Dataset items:
____

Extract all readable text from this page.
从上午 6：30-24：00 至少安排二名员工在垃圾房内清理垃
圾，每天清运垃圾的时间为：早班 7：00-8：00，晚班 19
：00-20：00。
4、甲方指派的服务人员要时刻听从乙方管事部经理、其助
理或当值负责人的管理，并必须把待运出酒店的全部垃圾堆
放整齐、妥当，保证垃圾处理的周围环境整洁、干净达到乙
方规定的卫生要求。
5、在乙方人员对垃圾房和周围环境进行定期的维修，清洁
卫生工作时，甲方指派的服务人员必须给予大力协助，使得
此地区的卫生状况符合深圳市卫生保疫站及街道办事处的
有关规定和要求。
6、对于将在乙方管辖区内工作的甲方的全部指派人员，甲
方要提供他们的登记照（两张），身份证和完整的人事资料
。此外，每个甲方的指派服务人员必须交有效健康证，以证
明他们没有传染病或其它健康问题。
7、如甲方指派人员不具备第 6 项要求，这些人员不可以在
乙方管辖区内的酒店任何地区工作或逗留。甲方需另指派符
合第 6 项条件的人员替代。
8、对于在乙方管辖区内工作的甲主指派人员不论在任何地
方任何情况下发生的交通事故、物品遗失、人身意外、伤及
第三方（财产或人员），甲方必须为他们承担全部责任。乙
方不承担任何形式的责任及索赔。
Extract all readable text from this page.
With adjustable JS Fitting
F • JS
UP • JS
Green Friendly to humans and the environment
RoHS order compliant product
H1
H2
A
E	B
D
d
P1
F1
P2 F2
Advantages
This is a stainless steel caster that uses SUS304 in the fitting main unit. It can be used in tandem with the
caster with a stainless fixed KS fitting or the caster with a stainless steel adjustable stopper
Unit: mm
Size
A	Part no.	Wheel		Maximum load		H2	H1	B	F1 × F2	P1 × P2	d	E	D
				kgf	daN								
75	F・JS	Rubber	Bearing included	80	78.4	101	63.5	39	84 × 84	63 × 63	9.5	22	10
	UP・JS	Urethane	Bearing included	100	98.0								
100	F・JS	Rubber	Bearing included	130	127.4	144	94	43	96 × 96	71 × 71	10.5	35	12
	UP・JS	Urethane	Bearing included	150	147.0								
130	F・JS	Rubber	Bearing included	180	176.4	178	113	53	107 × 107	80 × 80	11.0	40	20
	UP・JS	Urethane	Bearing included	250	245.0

____

**WRITTEN REQUEST**
In the entries above, identify every line with the string "steel".

**REPLY**
This is a stainless steel caster that uses SUS304 in the fitting main unit. It can be used in tandem with the
caster with a stainless fixed KS fitting or the caster with a stainless steel adjustable stopper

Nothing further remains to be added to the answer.